Aim: Here are some records; copy every line that holds the word "广东天鹿湖森林公园".

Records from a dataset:
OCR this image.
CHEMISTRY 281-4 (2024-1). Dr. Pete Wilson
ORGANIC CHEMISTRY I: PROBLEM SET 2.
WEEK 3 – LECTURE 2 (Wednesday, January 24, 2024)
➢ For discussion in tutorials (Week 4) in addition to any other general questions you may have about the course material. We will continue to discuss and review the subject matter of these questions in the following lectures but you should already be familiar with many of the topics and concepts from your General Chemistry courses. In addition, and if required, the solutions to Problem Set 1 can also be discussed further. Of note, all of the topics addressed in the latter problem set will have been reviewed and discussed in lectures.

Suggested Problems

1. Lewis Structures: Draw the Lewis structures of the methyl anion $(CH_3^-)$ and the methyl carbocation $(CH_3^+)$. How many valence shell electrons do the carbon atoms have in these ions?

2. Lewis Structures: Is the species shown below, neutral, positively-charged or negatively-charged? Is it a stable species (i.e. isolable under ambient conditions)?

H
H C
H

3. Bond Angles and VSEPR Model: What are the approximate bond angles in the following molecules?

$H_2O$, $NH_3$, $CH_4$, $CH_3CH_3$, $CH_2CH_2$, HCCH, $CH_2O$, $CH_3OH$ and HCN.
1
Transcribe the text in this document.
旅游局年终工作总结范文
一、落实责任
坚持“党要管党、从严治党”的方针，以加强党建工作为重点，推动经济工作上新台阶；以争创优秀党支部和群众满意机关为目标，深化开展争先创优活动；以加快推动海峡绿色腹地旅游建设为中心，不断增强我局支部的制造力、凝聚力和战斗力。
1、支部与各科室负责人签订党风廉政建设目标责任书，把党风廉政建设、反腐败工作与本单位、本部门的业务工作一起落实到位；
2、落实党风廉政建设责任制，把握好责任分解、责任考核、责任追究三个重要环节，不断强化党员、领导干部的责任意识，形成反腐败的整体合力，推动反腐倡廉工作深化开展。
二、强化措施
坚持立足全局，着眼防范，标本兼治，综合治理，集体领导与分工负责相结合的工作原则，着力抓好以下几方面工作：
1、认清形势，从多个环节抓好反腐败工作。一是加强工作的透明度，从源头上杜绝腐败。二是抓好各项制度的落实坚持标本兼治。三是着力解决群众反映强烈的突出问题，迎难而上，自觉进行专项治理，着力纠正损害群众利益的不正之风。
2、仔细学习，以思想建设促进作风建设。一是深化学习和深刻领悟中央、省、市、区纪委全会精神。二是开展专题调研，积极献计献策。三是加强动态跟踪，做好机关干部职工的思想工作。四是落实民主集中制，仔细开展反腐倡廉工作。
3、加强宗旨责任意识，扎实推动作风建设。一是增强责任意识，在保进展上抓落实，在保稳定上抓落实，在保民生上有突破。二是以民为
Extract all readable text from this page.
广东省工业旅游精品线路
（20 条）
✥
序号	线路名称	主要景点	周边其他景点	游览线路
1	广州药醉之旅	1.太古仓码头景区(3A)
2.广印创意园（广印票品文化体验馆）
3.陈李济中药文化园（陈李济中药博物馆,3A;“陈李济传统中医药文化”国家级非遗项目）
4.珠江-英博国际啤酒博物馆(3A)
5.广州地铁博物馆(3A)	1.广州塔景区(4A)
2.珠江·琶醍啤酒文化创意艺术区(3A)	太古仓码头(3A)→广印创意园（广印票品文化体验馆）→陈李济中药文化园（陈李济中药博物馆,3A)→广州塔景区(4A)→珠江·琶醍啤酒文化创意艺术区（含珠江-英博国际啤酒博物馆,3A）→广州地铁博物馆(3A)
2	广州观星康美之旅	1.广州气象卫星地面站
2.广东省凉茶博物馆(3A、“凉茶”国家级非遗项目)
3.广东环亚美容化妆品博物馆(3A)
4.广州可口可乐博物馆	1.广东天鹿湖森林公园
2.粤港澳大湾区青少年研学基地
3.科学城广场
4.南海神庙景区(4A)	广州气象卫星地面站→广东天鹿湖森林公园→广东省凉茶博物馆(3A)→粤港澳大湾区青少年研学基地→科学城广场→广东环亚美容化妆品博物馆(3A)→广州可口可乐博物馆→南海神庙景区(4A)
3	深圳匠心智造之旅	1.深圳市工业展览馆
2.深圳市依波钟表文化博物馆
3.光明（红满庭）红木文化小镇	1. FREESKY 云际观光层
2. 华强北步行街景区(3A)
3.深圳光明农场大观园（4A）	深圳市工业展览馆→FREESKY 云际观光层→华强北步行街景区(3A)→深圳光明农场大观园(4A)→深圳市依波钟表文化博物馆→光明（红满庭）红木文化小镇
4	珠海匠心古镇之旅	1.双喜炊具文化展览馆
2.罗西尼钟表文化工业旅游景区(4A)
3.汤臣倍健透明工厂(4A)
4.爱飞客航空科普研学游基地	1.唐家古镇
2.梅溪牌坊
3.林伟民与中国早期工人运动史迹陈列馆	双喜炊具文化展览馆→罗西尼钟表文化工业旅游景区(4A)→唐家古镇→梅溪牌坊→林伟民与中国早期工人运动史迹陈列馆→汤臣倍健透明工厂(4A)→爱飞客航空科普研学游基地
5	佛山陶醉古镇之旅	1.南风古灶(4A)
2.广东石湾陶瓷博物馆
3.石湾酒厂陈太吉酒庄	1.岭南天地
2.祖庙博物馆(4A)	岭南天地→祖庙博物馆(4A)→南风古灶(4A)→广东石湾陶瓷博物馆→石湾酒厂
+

Written solution:
4.广州可口可乐博物馆	1.广东天鹿湖森林公园
4.南海神庙景区(4A)	广州气象卫星地面站→广东天鹿湖森林公园→广东省凉茶博物馆(3A)→粤港澳大湾区青少年研学基地→科学城广场→广东环亚美容化妆品博物馆(3A)→广州可口可乐博物馆→南海神庙景区(4A)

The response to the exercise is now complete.